▶ **EXERCISE BRIEF**
Filter the data for lines with the word "refers", then copy every line so identified.

▶ **DATA FOR THE TASK**
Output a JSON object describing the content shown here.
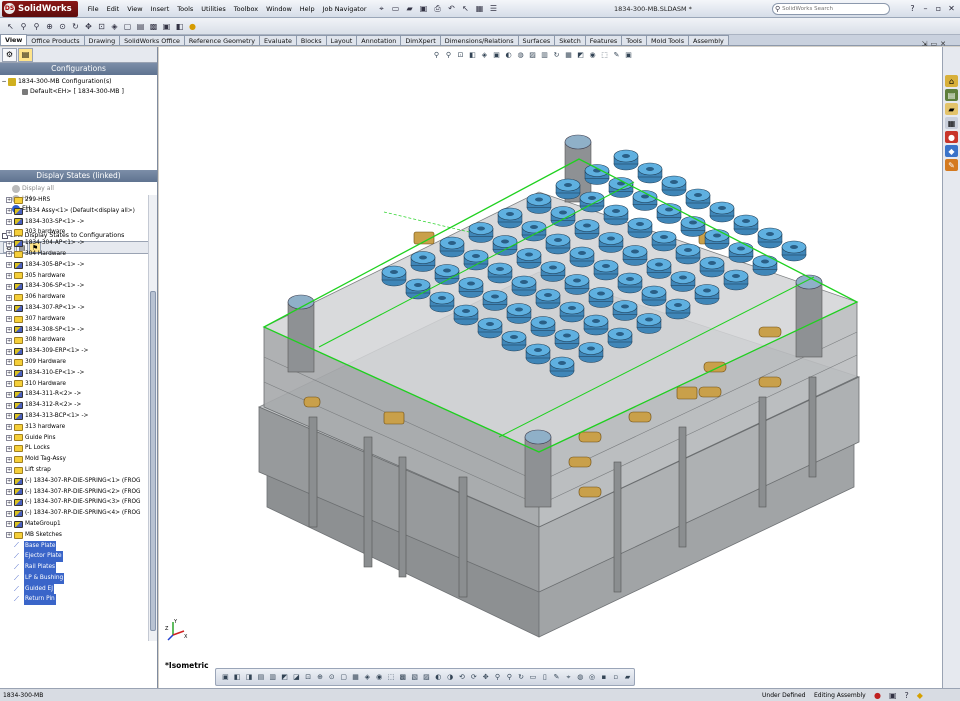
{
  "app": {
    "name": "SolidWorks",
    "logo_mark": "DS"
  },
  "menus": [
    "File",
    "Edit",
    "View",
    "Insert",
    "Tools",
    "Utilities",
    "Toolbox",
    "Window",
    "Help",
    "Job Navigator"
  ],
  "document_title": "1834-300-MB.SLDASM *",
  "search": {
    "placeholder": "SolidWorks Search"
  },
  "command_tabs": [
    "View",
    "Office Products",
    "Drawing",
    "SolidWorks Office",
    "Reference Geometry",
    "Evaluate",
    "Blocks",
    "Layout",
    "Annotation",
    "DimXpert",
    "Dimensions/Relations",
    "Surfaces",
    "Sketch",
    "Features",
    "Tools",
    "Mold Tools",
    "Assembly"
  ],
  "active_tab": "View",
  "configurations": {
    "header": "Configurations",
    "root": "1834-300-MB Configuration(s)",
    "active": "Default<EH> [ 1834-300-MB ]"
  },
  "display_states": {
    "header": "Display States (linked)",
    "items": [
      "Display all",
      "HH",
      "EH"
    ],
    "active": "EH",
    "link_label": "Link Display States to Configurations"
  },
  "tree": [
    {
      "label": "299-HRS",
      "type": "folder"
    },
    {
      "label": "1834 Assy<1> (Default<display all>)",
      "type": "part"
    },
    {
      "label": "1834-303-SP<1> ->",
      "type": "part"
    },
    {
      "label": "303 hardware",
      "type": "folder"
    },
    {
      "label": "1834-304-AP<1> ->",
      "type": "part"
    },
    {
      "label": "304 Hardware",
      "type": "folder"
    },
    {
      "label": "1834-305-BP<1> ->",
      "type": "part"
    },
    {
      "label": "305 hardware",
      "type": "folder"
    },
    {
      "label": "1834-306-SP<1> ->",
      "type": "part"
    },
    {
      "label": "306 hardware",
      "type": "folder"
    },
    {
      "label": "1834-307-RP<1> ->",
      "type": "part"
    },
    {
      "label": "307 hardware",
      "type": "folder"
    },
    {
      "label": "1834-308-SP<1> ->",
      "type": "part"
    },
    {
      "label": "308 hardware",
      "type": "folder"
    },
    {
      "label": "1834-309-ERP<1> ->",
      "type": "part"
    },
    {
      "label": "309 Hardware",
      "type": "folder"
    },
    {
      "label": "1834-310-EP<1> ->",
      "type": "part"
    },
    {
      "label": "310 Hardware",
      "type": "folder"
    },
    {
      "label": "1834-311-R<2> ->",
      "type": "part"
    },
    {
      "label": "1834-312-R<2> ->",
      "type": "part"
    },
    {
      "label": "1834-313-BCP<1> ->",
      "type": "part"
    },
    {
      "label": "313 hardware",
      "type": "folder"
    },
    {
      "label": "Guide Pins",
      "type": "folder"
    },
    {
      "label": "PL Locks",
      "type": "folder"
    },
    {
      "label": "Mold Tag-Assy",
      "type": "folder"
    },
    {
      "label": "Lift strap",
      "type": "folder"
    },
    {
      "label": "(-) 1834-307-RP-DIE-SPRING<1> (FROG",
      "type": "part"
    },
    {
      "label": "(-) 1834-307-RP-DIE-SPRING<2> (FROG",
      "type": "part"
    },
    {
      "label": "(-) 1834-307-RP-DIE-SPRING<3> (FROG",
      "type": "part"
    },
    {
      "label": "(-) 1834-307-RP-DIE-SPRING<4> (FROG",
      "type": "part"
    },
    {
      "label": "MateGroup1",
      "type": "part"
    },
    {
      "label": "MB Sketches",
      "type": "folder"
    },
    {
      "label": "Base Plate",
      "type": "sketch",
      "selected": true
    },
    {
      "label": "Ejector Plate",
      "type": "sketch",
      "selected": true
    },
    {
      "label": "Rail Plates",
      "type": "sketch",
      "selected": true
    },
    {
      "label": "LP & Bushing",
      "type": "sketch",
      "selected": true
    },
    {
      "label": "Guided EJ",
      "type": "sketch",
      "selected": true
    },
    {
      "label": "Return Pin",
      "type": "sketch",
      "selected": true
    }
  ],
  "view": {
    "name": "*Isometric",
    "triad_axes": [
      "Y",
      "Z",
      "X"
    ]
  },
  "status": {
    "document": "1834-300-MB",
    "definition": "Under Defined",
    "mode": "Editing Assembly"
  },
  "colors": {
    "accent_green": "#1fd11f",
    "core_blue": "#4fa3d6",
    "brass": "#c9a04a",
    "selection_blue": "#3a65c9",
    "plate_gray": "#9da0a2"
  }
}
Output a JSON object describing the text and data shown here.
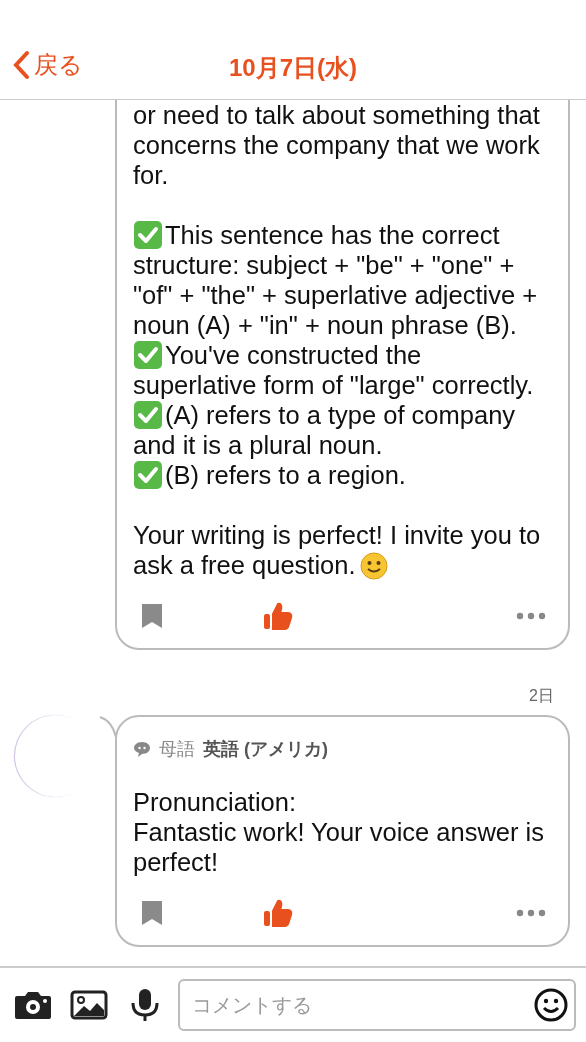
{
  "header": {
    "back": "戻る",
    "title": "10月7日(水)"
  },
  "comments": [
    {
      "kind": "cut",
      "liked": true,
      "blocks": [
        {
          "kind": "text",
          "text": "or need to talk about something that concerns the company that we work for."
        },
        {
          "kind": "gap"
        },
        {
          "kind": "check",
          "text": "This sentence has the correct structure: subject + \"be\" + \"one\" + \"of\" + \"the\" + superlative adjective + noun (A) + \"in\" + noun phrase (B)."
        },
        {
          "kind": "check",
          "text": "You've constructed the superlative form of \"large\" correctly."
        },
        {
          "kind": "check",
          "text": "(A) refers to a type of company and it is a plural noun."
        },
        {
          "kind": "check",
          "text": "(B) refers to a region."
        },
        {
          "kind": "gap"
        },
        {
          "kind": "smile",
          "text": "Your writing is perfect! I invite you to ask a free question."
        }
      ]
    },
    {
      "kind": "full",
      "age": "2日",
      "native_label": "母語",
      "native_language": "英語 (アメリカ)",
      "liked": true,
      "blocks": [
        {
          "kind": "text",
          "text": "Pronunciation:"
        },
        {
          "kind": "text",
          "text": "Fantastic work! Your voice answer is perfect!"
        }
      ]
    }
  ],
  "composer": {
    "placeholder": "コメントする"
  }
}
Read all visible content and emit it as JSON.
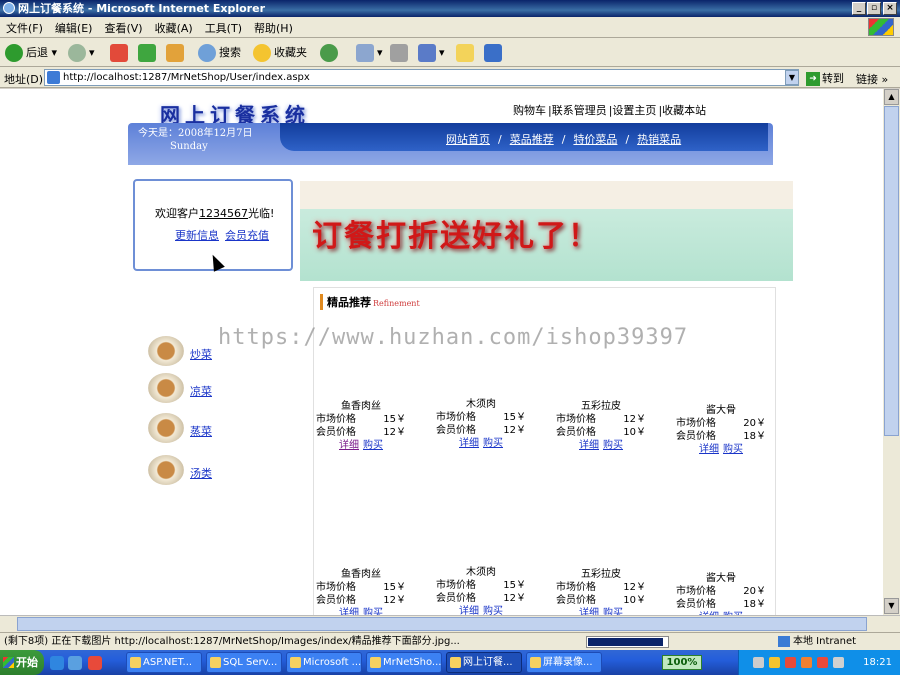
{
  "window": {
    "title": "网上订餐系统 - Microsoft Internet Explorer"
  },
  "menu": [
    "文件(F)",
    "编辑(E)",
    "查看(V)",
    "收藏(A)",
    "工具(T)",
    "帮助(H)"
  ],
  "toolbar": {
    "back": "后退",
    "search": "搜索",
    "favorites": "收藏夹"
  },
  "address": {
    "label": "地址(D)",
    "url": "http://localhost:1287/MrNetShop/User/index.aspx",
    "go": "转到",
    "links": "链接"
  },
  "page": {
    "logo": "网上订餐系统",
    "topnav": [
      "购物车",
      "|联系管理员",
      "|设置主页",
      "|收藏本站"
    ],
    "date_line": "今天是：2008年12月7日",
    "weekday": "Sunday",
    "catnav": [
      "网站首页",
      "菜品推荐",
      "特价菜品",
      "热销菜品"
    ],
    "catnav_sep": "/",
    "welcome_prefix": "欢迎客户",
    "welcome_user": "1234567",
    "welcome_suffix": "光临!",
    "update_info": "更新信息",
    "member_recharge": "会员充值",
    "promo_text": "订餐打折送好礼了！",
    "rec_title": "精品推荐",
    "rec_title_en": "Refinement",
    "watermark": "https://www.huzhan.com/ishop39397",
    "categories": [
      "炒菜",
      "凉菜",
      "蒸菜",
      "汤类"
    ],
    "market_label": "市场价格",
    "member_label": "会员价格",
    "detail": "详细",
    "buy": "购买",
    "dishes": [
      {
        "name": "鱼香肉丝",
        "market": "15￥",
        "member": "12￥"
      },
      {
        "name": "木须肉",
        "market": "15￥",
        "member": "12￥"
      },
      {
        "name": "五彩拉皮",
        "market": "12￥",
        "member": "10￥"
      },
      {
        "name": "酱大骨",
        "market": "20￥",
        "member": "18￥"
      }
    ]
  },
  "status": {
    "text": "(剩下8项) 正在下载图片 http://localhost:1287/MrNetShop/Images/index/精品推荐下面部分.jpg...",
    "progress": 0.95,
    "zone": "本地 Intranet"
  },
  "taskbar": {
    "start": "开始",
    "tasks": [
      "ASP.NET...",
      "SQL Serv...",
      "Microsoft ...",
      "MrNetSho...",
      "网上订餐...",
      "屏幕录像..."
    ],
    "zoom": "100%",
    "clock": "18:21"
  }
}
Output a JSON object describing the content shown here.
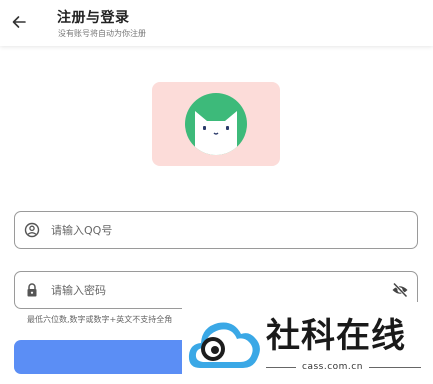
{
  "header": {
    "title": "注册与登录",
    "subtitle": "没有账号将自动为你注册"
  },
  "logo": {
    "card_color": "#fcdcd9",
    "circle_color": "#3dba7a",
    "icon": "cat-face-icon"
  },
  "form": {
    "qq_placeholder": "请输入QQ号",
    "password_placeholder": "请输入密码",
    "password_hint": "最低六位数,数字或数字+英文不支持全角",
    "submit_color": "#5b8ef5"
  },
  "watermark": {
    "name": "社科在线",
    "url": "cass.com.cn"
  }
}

▶ **RESPONSE TO THIS EXERCISE**
          "text": "(A) refers to a type of company and it is a plural noun."
          "text": "(B) refers to a region."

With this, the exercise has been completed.